= Aim of the exercise =
Lines containing the string "example" are to be counted; report only how many there are.

— Start of Data supplied —

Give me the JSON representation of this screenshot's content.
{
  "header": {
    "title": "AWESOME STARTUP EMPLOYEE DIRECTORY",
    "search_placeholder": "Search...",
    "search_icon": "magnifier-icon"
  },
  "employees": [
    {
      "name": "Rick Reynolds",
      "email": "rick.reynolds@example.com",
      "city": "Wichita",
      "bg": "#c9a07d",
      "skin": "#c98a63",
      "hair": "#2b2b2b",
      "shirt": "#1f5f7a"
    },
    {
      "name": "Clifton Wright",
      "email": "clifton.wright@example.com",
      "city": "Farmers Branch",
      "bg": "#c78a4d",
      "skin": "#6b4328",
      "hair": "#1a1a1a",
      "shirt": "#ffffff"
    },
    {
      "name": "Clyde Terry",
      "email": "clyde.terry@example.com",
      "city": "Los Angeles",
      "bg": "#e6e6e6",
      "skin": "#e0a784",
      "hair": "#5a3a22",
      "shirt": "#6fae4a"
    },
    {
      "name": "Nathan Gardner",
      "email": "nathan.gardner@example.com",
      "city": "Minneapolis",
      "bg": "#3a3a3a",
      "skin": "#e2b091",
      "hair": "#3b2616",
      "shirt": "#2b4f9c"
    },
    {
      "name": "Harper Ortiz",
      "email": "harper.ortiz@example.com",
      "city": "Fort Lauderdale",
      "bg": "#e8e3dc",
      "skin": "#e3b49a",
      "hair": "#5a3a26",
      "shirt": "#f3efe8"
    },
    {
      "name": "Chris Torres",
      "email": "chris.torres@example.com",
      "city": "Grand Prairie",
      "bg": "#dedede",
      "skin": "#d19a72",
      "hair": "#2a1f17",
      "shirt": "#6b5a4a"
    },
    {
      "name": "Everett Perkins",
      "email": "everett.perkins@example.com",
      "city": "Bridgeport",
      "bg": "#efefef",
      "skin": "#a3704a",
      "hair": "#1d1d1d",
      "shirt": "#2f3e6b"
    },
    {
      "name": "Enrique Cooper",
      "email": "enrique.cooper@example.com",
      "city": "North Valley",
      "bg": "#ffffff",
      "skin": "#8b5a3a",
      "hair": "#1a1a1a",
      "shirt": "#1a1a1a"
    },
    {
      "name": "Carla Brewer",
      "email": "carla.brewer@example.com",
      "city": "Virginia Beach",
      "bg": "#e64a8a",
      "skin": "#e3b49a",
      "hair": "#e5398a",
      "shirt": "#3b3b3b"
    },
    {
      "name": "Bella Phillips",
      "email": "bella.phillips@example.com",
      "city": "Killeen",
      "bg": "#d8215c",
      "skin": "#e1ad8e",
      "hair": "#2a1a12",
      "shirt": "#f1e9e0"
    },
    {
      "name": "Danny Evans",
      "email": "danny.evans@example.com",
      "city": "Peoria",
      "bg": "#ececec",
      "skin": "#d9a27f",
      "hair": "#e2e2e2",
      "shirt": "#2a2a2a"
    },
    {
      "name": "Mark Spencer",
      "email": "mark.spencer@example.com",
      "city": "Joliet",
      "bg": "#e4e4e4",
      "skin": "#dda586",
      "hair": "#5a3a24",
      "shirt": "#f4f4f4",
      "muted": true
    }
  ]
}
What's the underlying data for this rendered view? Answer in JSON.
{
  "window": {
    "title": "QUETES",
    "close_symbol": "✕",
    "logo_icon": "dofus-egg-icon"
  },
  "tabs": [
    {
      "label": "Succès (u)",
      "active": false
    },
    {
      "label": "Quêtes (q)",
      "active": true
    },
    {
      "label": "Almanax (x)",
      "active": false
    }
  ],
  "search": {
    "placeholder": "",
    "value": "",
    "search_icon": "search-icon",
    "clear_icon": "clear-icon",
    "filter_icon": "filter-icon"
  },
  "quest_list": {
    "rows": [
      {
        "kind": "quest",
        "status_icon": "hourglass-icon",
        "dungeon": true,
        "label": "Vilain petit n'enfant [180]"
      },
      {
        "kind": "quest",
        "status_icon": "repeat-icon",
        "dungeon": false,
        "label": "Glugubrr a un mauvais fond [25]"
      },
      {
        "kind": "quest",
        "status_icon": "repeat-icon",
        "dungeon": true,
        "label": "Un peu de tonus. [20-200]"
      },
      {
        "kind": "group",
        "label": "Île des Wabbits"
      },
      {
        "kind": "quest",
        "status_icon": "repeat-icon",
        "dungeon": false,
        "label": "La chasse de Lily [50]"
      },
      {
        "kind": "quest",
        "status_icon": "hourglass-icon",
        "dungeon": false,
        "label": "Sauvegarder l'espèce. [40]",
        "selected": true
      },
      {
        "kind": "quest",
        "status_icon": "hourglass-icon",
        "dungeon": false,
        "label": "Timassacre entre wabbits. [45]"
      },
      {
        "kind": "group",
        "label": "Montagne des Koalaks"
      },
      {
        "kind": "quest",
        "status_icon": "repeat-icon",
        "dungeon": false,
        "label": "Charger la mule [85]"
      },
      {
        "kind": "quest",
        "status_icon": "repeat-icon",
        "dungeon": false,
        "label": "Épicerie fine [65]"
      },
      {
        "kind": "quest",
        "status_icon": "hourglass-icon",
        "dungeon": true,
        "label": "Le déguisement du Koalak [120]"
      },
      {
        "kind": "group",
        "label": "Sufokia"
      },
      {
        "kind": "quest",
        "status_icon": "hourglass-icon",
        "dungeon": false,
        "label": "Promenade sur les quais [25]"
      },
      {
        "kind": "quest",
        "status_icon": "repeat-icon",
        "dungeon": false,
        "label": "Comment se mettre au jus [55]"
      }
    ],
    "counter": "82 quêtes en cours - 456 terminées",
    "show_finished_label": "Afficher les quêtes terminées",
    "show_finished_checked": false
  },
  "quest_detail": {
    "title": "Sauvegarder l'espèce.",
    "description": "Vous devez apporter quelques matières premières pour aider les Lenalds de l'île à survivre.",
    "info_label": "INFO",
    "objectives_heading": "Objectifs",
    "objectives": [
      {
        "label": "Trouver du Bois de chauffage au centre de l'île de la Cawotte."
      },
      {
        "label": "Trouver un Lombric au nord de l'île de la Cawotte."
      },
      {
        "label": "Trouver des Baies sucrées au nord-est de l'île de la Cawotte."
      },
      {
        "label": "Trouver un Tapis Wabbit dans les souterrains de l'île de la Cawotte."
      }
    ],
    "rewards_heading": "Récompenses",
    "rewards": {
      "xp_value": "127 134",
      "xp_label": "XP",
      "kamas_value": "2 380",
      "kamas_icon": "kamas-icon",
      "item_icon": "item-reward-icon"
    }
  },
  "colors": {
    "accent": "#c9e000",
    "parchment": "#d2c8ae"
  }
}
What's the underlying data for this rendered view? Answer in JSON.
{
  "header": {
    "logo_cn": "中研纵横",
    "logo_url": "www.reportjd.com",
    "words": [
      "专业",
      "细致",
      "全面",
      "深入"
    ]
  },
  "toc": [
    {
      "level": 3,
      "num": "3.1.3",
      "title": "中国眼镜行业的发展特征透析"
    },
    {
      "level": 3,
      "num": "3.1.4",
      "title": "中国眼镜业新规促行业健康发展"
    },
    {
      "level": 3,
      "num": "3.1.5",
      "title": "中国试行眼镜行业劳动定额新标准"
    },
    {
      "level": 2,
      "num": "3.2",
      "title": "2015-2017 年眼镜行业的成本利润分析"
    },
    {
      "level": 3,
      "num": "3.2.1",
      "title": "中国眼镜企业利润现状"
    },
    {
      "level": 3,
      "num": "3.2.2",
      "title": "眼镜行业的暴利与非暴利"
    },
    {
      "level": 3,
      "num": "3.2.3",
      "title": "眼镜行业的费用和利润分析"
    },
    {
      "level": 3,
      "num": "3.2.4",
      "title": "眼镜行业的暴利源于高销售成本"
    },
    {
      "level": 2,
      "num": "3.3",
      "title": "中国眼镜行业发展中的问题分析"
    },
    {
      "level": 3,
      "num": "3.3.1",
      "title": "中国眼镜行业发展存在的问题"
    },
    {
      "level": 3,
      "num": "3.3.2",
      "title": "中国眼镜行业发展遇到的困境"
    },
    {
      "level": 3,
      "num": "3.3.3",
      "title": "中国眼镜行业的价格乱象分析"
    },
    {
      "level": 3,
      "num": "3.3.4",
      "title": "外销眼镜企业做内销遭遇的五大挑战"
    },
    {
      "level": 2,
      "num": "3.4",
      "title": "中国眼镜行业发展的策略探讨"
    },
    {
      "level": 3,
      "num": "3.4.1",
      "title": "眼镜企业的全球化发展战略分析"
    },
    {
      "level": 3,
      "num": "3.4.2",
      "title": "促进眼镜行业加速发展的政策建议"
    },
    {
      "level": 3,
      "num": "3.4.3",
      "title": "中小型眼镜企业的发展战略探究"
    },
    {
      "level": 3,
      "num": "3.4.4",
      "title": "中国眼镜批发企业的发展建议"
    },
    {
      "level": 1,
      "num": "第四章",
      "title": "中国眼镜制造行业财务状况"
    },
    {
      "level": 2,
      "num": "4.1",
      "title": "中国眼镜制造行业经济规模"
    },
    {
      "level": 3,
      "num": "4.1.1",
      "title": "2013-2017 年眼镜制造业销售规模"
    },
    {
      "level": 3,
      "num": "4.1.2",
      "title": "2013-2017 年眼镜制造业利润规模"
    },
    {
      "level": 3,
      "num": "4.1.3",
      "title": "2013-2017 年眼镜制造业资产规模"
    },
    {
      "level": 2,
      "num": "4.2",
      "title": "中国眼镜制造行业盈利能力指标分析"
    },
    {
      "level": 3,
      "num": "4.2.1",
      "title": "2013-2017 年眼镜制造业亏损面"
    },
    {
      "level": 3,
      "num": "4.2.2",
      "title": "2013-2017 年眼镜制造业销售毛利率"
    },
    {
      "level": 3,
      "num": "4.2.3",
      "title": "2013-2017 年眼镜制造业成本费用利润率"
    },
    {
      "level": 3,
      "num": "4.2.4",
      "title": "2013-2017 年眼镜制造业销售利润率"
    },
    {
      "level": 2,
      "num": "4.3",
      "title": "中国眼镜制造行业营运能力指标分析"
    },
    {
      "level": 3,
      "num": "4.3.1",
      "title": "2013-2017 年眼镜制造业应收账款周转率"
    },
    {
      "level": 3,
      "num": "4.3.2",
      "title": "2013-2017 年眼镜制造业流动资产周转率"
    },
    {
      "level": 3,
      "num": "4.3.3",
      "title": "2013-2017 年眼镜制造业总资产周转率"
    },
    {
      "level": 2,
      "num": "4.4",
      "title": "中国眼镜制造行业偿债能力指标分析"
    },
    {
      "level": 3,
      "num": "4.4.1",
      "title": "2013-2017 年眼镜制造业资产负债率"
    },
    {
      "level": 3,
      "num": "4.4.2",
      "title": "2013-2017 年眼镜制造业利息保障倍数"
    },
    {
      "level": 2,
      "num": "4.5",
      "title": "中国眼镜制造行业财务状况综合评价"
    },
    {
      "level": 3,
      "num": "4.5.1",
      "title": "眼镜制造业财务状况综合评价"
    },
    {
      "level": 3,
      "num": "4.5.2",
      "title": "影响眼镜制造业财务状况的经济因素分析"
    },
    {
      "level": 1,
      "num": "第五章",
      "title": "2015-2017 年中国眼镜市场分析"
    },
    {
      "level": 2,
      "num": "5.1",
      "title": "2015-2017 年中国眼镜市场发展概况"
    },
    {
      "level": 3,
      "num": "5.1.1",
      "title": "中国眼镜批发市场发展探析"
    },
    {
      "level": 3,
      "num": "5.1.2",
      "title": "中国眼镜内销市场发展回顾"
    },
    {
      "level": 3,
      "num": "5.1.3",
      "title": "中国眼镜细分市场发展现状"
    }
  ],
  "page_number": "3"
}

— End of Data supplied —

= Correct result =
12